◆ **MATERIAL PROVIDED**:
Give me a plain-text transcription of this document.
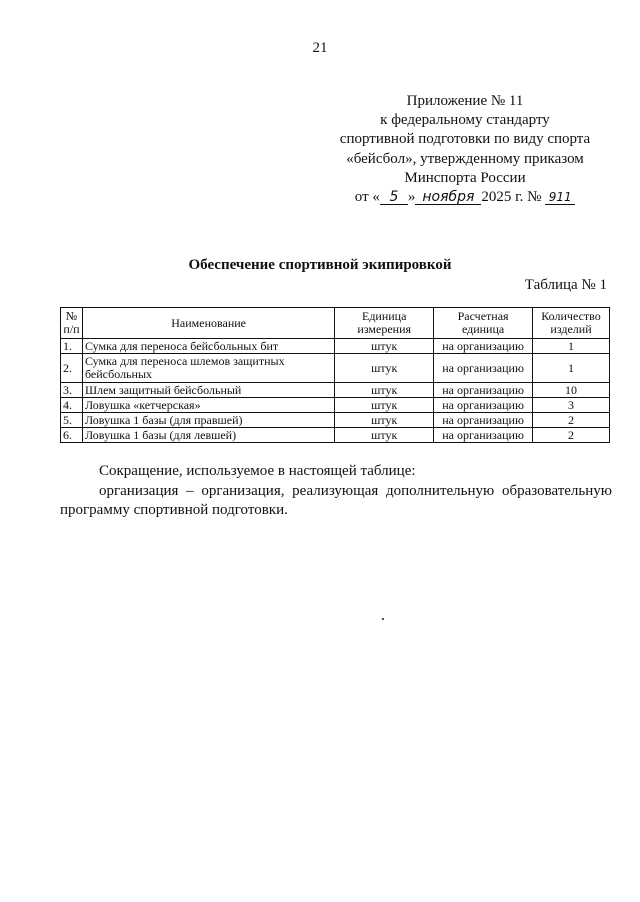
21
Приложение № 11
к федеральному стандарту
спортивной подготовки по виду спорта
«бейсбол», утвержденному приказом
Минспорта России
от « 5 » ноября 2025 г. № 911
Обеспечение спортивной экипировкой
Таблица № 1
№ п/п	Наименование	Единица измерения	Расчетная единица	Количество изделий
1.	Сумка для переноса бейсбольных бит	штук	на организацию	1
2.	Сумка для переноса шлемов защитных бейсбольных	штук	на организацию	1
3.	Шлем защитный бейсбольный	штук	на организацию	10
4.	Ловушка «кетчерская»	штук	на организацию	3
5.	Ловушка 1 базы (для правшей)	штук	на организацию	2
6.	Ловушка 1 базы (для левшей)	штук	на организацию	2

Сокращение, используемое в настоящей таблице:

организация – организация, реализующая дополнительную образовательную программу спортивной подготовки.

◆ **DIRECTIONS**: Transcribe the listing in full. Omit the pictures and keep every line exact.

◆ **TASK RESPONSE**:
Give me a plain-text transcription of this document.
21
Приложение № 11
к федеральному стандарту
спортивной подготовки по виду спорта
«бейсбол», утвержденному приказом
Минспорта России
от « 5 » ноября 2025 г. № 911
Обеспечение спортивной экипировкой
Таблица № 1
№ п/п	Наименование	Единица измерения	Расчетная единица	Количество изделий
1.	Сумка для переноса бейсбольных бит	штук	на организацию	1
2.	Сумка для переноса шлемов защитных бейсбольных	штук	на организацию	1
3.	Шлем защитный бейсбольный	штук	на организацию	10
4.	Ловушка «кетчерская»	штук	на организацию	3
5.	Ловушка 1 базы (для правшей)	штук	на организацию	2
6.	Ловушка 1 базы (для левшей)	штук	на организацию	2

Сокращение, используемое в настоящей таблице:

организация – организация, реализующая дополнительную образовательную программу спортивной подготовки.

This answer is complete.